**EXERCISE GOAL**
Give every line again exactly as it appears, please, but not the pictures.

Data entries
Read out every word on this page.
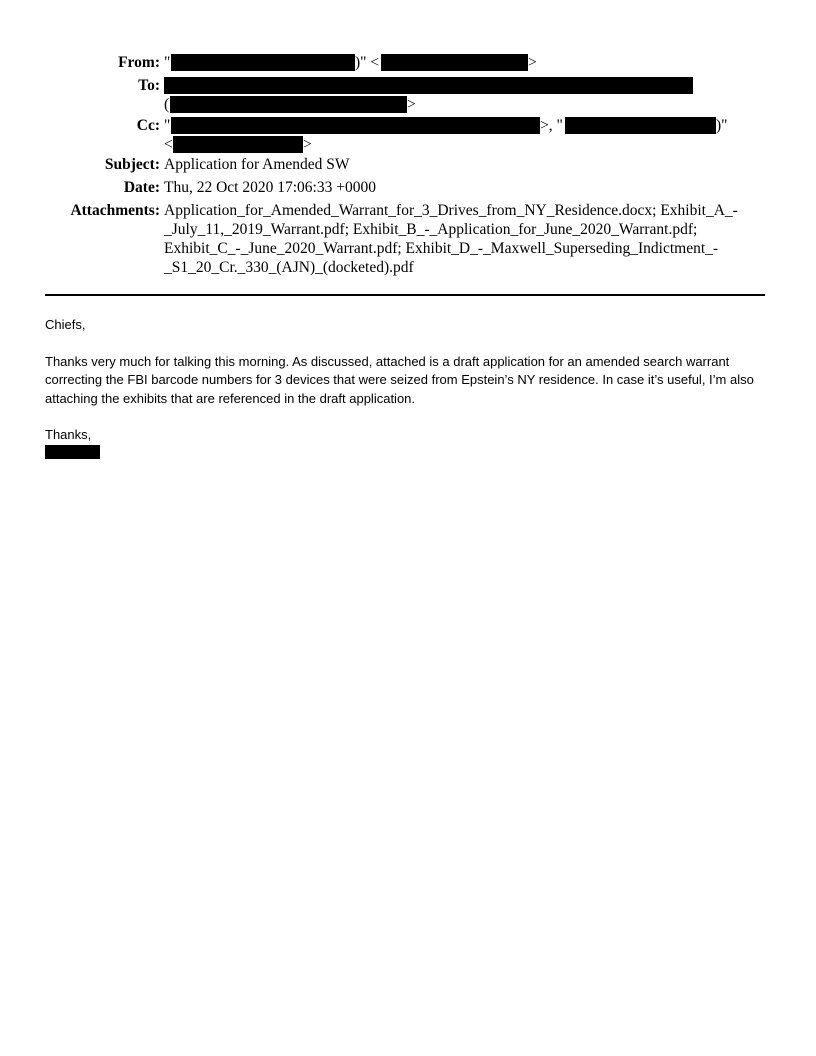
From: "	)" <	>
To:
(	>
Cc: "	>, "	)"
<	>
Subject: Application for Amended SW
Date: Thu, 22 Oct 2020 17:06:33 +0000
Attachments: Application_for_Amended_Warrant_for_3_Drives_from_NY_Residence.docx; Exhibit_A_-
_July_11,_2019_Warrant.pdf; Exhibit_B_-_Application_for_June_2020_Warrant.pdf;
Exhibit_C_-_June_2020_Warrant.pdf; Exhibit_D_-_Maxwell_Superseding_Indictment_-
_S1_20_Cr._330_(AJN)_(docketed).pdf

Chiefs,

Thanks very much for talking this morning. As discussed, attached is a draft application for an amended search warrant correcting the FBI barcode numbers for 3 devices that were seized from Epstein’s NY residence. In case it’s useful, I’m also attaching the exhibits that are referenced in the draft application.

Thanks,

**OUTPUT FOR THIS TASK**
Read out every word on this page.
From: "	)" <	>
To:
(	>
Cc: "	>, "	)"
<	>
Subject: Application for Amended SW
Date: Thu, 22 Oct 2020 17:06:33 +0000
Attachments: Application_for_Amended_Warrant_for_3_Drives_from_NY_Residence.docx; Exhibit_A_-
_July_11,_2019_Warrant.pdf; Exhibit_B_-_Application_for_June_2020_Warrant.pdf;
Exhibit_C_-_June_2020_Warrant.pdf; Exhibit_D_-_Maxwell_Superseding_Indictment_-
_S1_20_Cr._330_(AJN)_(docketed).pdf

Chiefs,

Thanks very much for talking this morning. As discussed, attached is a draft application for an amended search warrant correcting the FBI barcode numbers for 3 devices that were seized from Epstein’s NY residence. In case it’s useful, I’m also attaching the exhibits that are referenced in the draft application.

Thanks,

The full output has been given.